>> START Task inputs

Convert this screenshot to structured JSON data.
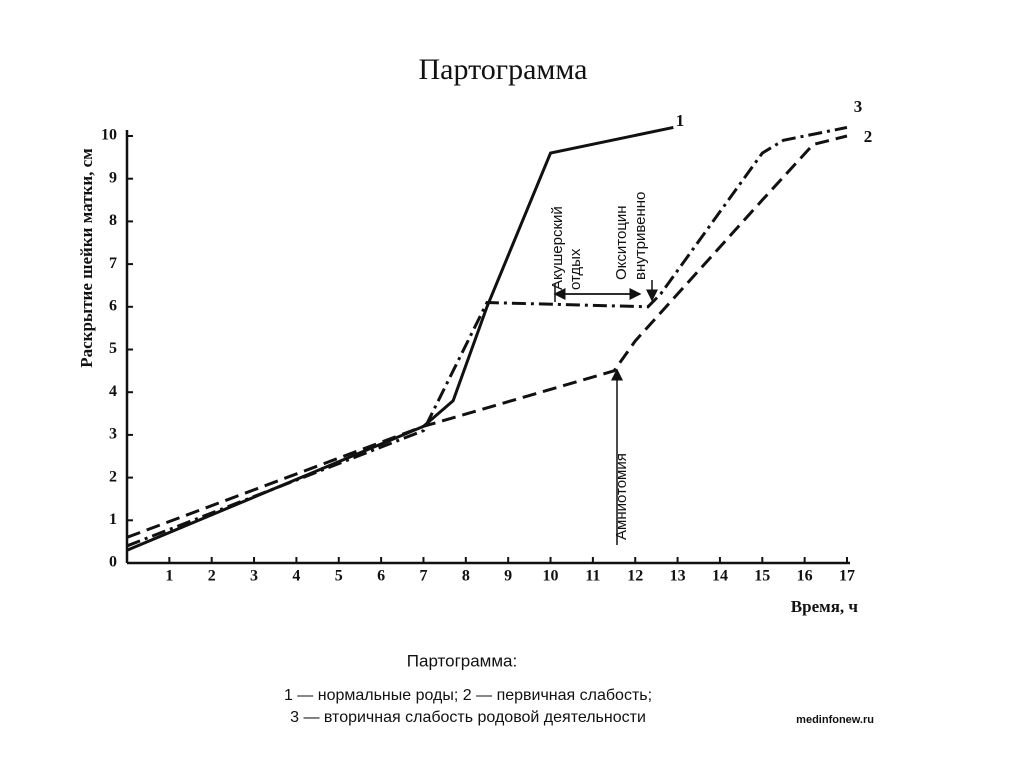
{
  "chart_data": {
    "type": "line",
    "title": "Партограмма",
    "ylabel": "Раскрытие шейки матки, см",
    "xlabel": "Время, ч",
    "xlim": [
      0,
      17
    ],
    "ylim": [
      0,
      10
    ],
    "xticks": [
      1,
      2,
      3,
      4,
      5,
      6,
      7,
      8,
      9,
      10,
      11,
      12,
      13,
      14,
      15,
      16,
      17
    ],
    "yticks": [
      0,
      1,
      2,
      3,
      4,
      5,
      6,
      7,
      8,
      9,
      10
    ],
    "series": [
      {
        "name": "1",
        "color": "#111111",
        "dash": "solid",
        "x": [
          0,
          7,
          7.7,
          8.5,
          10,
          12.9
        ],
        "values": [
          0.3,
          3.2,
          3.8,
          6,
          9.6,
          10.2
        ]
      },
      {
        "name": "2",
        "color": "#111111",
        "dash": "dashed",
        "x": [
          0,
          7,
          11.5,
          12,
          15,
          16.2,
          17
        ],
        "values": [
          0.6,
          3.2,
          4.5,
          5.2,
          8.5,
          9.8,
          10
        ]
      },
      {
        "name": "3",
        "color": "#111111",
        "dash": "dashdot",
        "x": [
          0,
          7,
          8.5,
          12.3,
          12.6,
          15,
          15.5,
          17
        ],
        "values": [
          0.4,
          3.1,
          6.1,
          6,
          6.3,
          9.6,
          9.9,
          10.2
        ]
      }
    ],
    "annotations": [
      [
        "Акушерский",
        "отдых"
      ],
      [
        "Окситоцин",
        "внутривенно"
      ],
      [
        "Амниотомия"
      ]
    ],
    "caption": [
      "Партограмма:",
      "1 — нормальные роды; 2 — первичная слабость;",
      "3 — вторичная слабость родовой деятельности"
    ],
    "source": "medinfonew.ru"
  }
}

>> END Task inputs

Required work
Within the listing above, copy each line that has the string "слабость".

Solution for this task
      "1 — нормальные роды; 2 — первичная слабость;",
      "3 — вторичная слабость родовой деятельности"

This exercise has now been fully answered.